-------- Source material
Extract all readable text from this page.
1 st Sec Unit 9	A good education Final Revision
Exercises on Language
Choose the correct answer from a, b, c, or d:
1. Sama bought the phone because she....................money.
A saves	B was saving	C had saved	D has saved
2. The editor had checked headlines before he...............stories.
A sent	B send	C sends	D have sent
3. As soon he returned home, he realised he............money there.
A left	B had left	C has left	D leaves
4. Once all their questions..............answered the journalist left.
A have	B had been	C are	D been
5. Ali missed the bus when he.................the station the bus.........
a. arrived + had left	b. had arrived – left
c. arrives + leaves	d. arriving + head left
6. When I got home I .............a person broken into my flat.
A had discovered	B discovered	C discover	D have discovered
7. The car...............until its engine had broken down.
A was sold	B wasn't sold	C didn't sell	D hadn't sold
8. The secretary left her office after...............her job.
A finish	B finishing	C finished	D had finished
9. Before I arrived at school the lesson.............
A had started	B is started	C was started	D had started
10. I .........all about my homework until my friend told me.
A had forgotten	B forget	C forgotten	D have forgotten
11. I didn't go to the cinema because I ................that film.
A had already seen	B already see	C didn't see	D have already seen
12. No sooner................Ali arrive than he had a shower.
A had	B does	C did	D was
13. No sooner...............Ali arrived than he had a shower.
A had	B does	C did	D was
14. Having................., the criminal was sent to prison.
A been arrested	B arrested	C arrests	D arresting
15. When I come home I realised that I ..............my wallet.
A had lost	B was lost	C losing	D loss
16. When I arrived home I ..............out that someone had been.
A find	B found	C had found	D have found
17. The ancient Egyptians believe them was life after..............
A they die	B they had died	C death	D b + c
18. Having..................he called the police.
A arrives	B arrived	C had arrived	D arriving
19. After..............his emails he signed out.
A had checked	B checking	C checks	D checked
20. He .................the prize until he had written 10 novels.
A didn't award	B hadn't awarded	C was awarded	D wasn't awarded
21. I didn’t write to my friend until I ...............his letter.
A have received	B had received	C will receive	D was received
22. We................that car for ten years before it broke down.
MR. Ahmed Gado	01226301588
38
----------------
All of the lines above need to be given again exactly.

● Full solution:
Extract all readable text from this page.
1 st Sec Unit 9	A good education Final Revision
Exercises on Language
Choose the correct answer from a, b, c, or d:
1. Sama bought the phone because she....................money.
A saves	B was saving	C had saved	D has saved
2. The editor had checked headlines before he...............stories.
A sent	B send	C sends	D have sent
3. As soon he returned home, he realised he............money there.
A left	B had left	C has left	D leaves
4. Once all their questions..............answered the journalist left.
A have	B had been	C are	D been
5. Ali missed the bus when he.................the station the bus.........
a. arrived + had left	b. had arrived – left
c. arrives + leaves	d. arriving + head left
6. When I got home I .............a person broken into my flat.
A had discovered	B discovered	C discover	D have discovered
7. The car...............until its engine had broken down.
A was sold	B wasn't sold	C didn't sell	D hadn't sold
8. The secretary left her office after...............her job.
A finish	B finishing	C finished	D had finished
9. Before I arrived at school the lesson.............
A had started	B is started	C was started	D had started
10. I .........all about my homework until my friend told me.
A had forgotten	B forget	C forgotten	D have forgotten
11. I didn't go to the cinema because I ................that film.
A had already seen	B already see	C didn't see	D have already seen
12. No sooner................Ali arrive than he had a shower.
A had	B does	C did	D was
13. No sooner...............Ali arrived than he had a shower.
A had	B does	C did	D was
14. Having................., the criminal was sent to prison.
A been arrested	B arrested	C arrests	D arresting
15. When I come home I realised that I ..............my wallet.
A had lost	B was lost	C losing	D loss
16. When I arrived home I ..............out that someone had been.
A find	B found	C had found	D have found
17. The ancient Egyptians believe them was life after..............
A they die	B they had died	C death	D b + c
18. Having..................he called the police.
A arrives	B arrived	C had arrived	D arriving
19. After..............his emails he signed out.
A had checked	B checking	C checks	D checked
20. He .................the prize until he had written 10 novels.
A didn't award	B hadn't awarded	C was awarded	D wasn't awarded
21. I didn’t write to my friend until I ...............his letter.
A have received	B had received	C will receive	D was received
22. We................that car for ten years before it broke down.
MR. Ahmed Gado	01226301588
38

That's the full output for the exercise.